== What you will do ==
Output all of the records exactly as written.

Records from a collection of figures
========

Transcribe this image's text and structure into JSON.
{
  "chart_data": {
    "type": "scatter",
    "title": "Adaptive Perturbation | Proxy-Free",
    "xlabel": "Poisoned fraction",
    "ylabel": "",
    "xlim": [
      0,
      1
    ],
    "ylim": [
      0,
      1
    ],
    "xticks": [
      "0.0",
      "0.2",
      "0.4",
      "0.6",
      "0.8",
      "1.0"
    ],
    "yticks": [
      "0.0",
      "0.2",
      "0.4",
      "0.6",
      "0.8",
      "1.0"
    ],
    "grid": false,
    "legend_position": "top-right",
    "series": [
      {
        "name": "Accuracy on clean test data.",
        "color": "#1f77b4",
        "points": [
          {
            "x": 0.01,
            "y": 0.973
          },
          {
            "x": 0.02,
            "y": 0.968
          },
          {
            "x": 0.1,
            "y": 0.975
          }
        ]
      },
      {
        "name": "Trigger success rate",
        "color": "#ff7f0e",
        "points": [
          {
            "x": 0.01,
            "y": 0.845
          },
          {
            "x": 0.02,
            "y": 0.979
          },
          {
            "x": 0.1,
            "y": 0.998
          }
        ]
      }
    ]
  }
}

========

== Task solution ==
Transcribe this image's text and structure into JSON.
{
  "chart_data": {
    "type": "scatter",
    "title": "Adaptive Perturbation | Proxy-Free",
    "xlabel": "Poisoned fraction",
    "ylabel": "",
    "xlim": [
      0,
      1
    ],
    "ylim": [
      0,
      1
    ],
    "xticks": [
      "0.0",
      "0.2",
      "0.4",
      "0.6",
      "0.8",
      "1.0"
    ],
    "yticks": [
      "0.0",
      "0.2",
      "0.4",
      "0.6",
      "0.8",
      "1.0"
    ],
    "grid": false,
    "legend_position": "top-right",
    "series": [
      {
        "name": "Accuracy on clean test data.",
        "color": "#1f77b4",
        "points": [
          {
            "x": 0.01,
            "y": 0.973
          },
          {
            "x": 0.02,
            "y": 0.968
          },
          {
            "x": 0.1,
            "y": 0.975
          }
        ]
      },
      {
        "name": "Trigger success rate",
        "color": "#ff7f0e",
        "points": [
          {
            "x": 0.01,
            "y": 0.845
          },
          {
            "x": 0.02,
            "y": 0.979
          },
          {
            "x": 0.1,
            "y": 0.998
          }
        ]
      }
    ]
  }
}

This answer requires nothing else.